**REQUIREMENT:** Write each line exactly as it stands, from the line containing "What's the underlying" through the end of the data.

(Structured figure records)
>> START

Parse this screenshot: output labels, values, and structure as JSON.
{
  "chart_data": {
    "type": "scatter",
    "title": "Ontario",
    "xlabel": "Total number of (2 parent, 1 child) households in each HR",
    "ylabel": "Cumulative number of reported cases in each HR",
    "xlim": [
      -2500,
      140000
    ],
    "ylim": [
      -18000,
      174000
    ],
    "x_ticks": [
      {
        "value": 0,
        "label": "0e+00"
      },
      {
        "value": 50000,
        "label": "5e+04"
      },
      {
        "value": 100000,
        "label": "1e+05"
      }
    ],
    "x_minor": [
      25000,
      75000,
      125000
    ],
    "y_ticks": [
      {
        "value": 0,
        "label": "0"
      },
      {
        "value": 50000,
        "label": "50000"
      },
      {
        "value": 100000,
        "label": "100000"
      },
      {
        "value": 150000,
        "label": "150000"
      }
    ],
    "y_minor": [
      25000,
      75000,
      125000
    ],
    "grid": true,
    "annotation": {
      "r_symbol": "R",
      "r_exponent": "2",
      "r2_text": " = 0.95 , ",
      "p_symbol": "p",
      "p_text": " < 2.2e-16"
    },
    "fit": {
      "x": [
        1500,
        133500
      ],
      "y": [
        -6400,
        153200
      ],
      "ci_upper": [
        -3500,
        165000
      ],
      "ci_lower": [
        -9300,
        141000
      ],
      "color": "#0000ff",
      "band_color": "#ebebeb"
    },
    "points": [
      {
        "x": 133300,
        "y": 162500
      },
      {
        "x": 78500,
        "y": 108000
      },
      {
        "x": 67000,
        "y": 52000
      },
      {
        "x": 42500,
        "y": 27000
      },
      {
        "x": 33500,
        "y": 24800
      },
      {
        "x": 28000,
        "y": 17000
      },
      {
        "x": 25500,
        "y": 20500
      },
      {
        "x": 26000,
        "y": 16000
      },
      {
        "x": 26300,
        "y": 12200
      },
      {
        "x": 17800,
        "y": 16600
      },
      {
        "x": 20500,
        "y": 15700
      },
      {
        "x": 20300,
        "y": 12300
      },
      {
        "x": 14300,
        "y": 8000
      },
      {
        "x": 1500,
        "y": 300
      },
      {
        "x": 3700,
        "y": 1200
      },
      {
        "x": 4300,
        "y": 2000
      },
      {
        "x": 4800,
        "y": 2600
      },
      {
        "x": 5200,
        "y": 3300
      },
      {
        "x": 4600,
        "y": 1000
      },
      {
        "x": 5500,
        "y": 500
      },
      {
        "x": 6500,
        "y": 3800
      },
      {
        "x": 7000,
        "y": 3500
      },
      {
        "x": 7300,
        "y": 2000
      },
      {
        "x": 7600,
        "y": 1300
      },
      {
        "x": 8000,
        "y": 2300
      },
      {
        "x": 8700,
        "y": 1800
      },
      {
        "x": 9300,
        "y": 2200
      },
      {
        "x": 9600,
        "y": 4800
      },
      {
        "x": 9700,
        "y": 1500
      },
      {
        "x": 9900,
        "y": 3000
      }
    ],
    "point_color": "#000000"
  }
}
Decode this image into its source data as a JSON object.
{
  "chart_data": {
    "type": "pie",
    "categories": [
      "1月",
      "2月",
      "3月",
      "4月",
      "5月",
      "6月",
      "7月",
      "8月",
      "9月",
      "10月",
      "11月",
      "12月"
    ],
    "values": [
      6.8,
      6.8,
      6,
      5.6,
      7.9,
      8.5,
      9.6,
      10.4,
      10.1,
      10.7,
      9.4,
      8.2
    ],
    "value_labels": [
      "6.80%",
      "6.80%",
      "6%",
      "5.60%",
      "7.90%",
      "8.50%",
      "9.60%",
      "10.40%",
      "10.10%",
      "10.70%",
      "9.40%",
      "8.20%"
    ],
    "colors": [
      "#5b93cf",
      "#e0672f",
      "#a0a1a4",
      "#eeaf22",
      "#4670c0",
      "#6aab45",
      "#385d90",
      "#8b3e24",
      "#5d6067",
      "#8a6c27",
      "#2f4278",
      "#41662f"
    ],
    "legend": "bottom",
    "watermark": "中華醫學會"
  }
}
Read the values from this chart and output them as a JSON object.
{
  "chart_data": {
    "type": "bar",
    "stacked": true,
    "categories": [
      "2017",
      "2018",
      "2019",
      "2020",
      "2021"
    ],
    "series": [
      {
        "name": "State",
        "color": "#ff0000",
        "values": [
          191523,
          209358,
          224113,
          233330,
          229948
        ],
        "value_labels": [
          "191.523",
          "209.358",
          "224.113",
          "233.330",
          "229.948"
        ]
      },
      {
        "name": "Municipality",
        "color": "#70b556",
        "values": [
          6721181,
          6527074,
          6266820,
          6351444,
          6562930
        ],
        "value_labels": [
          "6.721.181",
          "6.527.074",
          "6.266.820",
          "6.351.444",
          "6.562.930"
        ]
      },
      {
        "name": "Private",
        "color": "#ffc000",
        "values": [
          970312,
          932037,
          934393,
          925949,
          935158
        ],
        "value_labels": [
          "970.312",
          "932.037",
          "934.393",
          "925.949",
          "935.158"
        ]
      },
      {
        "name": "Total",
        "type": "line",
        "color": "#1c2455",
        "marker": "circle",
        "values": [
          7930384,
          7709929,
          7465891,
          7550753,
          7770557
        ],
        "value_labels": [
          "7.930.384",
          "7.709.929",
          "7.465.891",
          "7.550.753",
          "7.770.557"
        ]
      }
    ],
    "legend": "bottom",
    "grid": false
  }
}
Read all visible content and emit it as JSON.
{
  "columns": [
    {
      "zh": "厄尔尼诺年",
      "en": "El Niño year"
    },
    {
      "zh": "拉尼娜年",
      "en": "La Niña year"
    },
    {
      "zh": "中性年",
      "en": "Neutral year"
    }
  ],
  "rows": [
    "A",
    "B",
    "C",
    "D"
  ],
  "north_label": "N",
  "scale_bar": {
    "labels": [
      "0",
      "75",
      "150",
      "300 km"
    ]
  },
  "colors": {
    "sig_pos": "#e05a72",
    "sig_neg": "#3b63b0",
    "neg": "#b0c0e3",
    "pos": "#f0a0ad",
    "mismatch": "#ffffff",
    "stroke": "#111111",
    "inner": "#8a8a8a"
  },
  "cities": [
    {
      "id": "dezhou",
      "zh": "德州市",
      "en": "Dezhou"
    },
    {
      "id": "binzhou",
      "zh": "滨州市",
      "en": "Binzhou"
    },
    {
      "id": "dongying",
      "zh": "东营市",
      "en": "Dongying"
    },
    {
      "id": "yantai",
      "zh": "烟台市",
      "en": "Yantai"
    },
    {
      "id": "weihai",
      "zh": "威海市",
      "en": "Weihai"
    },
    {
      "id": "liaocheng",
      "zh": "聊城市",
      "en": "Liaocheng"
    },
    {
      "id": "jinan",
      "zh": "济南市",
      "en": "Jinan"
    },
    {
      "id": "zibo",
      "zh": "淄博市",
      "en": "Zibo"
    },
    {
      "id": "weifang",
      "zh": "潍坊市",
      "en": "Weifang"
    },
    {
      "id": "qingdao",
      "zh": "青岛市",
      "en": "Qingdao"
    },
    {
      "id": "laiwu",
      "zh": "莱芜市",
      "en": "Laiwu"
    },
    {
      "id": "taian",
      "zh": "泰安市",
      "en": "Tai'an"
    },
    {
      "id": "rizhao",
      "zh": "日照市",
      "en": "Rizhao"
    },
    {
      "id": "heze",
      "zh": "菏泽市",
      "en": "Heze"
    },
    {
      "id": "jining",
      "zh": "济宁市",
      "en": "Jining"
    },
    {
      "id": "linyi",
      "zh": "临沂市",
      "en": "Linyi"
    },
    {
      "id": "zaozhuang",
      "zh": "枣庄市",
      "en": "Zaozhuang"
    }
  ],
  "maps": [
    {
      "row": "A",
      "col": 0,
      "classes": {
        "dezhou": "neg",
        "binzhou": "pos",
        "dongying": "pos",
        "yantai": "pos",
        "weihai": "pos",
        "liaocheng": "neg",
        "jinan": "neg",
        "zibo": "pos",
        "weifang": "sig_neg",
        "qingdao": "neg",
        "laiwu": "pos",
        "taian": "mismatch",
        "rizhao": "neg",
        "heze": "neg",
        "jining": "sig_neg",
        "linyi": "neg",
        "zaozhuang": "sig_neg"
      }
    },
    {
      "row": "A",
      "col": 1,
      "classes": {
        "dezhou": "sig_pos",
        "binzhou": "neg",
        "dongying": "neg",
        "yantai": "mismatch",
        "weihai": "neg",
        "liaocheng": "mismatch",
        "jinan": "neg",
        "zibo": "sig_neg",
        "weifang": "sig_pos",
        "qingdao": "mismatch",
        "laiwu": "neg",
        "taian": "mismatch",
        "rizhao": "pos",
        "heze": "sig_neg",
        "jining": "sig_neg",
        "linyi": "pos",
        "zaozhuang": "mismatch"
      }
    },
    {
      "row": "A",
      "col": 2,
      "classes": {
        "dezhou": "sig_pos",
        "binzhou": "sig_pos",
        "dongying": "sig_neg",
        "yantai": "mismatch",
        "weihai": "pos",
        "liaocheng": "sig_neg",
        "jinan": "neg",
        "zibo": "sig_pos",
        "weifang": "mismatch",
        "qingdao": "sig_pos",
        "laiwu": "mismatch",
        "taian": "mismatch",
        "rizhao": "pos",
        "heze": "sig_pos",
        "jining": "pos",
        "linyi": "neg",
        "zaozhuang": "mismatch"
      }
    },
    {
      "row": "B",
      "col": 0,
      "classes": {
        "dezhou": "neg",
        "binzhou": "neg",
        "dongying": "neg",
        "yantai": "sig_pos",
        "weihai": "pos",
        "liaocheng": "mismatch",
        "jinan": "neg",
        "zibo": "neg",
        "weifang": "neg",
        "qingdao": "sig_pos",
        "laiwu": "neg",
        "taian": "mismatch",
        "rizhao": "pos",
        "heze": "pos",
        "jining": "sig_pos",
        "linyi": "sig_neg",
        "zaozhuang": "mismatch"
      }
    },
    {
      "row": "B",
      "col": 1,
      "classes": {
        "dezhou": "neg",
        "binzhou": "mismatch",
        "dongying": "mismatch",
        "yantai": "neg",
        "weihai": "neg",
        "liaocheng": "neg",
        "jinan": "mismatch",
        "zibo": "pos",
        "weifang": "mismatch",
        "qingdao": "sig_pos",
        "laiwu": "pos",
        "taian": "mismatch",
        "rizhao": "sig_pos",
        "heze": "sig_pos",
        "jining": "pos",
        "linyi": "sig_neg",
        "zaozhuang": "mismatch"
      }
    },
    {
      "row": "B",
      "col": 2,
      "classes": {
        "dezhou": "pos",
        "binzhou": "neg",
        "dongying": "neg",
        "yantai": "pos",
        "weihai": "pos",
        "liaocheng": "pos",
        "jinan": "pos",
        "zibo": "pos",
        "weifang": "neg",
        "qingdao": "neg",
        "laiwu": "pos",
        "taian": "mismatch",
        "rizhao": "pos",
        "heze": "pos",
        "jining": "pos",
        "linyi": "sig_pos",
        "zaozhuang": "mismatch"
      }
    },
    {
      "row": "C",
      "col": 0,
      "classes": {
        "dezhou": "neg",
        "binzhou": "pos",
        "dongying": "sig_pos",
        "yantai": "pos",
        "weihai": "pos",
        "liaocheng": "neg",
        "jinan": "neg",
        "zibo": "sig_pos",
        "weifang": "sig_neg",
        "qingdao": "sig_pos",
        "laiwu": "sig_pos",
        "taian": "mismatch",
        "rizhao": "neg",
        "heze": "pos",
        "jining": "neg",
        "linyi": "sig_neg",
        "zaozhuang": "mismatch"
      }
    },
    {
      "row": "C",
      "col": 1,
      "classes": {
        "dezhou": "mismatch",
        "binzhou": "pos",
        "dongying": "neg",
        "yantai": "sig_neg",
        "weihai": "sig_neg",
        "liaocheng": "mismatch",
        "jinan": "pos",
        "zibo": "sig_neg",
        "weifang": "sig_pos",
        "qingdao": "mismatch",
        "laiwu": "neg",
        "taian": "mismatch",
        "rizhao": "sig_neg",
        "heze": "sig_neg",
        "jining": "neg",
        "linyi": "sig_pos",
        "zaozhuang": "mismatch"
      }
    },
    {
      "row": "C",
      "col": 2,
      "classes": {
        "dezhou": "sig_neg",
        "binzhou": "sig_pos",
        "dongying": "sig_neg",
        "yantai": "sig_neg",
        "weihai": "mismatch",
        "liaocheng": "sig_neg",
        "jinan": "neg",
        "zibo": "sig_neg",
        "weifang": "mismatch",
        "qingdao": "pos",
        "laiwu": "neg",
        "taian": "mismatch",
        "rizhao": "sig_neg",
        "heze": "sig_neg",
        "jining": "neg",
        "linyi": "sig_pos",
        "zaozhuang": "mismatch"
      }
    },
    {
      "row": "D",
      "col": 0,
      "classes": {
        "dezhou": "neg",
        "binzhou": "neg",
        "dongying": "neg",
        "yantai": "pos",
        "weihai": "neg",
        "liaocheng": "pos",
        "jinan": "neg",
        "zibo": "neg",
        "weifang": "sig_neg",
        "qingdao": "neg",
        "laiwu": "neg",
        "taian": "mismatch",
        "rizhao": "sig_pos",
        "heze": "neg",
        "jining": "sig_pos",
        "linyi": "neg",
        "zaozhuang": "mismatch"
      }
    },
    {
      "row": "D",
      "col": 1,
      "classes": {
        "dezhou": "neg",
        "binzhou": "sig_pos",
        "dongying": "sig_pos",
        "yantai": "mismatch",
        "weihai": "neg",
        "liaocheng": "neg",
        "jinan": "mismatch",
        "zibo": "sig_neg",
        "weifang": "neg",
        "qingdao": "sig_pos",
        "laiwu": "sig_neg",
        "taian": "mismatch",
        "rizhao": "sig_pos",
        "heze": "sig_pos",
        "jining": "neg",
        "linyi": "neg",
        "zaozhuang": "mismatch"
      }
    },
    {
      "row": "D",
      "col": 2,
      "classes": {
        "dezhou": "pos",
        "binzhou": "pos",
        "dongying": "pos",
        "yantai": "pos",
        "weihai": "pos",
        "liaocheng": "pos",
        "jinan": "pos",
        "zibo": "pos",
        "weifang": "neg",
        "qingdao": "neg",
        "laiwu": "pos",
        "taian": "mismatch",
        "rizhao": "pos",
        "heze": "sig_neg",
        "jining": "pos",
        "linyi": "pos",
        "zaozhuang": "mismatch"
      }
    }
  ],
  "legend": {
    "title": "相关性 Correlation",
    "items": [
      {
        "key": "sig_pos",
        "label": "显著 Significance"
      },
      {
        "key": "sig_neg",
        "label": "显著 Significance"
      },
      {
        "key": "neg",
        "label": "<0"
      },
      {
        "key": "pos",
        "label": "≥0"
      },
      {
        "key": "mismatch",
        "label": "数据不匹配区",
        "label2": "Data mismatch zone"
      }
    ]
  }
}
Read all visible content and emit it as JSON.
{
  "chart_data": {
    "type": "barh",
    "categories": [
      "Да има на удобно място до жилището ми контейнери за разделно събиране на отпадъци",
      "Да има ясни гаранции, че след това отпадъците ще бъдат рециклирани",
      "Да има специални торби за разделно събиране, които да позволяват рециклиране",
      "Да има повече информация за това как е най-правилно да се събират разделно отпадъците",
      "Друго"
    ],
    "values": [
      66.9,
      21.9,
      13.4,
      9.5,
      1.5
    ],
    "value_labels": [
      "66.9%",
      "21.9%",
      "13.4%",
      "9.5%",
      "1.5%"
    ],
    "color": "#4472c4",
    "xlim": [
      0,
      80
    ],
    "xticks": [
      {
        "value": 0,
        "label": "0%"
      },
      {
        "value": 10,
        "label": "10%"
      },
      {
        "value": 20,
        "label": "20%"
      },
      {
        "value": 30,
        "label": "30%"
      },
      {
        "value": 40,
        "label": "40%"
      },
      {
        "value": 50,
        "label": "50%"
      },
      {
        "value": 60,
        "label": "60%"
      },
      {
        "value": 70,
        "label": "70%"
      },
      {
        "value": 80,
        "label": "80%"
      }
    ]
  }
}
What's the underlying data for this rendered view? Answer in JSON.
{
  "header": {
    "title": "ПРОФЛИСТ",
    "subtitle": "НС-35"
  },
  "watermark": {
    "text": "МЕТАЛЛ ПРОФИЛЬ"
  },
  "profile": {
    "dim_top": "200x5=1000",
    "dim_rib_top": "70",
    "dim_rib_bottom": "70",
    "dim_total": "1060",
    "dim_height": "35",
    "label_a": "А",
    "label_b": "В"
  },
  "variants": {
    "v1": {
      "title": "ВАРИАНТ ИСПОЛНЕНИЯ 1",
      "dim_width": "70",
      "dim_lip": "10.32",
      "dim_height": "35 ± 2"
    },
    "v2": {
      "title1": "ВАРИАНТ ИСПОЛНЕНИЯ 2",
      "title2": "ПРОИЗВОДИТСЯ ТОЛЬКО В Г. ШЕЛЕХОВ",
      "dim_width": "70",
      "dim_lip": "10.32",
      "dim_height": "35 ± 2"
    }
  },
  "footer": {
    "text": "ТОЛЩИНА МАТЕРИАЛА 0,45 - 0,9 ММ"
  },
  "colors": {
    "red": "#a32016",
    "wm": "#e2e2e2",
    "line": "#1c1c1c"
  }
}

>> END

**TASK ANSWER:**
What's the underlying data for this rendered view? Answer in JSON.
{
  "header": {
    "title": "ПРОФЛИСТ",
    "subtitle": "НС-35"
  },
  "watermark": {
    "text": "МЕТАЛЛ ПРОФИЛЬ"
  },
  "profile": {
    "dim_top": "200x5=1000",
    "dim_rib_top": "70",
    "dim_rib_bottom": "70",
    "dim_total": "1060",
    "dim_height": "35",
    "label_a": "А",
    "label_b": "В"
  },
  "variants": {
    "v1": {
      "title": "ВАРИАНТ ИСПОЛНЕНИЯ 1",
      "dim_width": "70",
      "dim_lip": "10.32",
      "dim_height": "35 ± 2"
    },
    "v2": {
      "title1": "ВАРИАНТ ИСПОЛНЕНИЯ 2",
      "title2": "ПРОИЗВОДИТСЯ ТОЛЬКО В Г. ШЕЛЕХОВ",
      "dim_width": "70",
      "dim_lip": "10.32",
      "dim_height": "35 ± 2"
    }
  },
  "footer": {
    "text": "ТОЛЩИНА МАТЕРИАЛА 0,45 - 0,9 ММ"
  },
  "colors": {
    "red": "#a32016",
    "wm": "#e2e2e2",
    "line": "#1c1c1c"
  }
}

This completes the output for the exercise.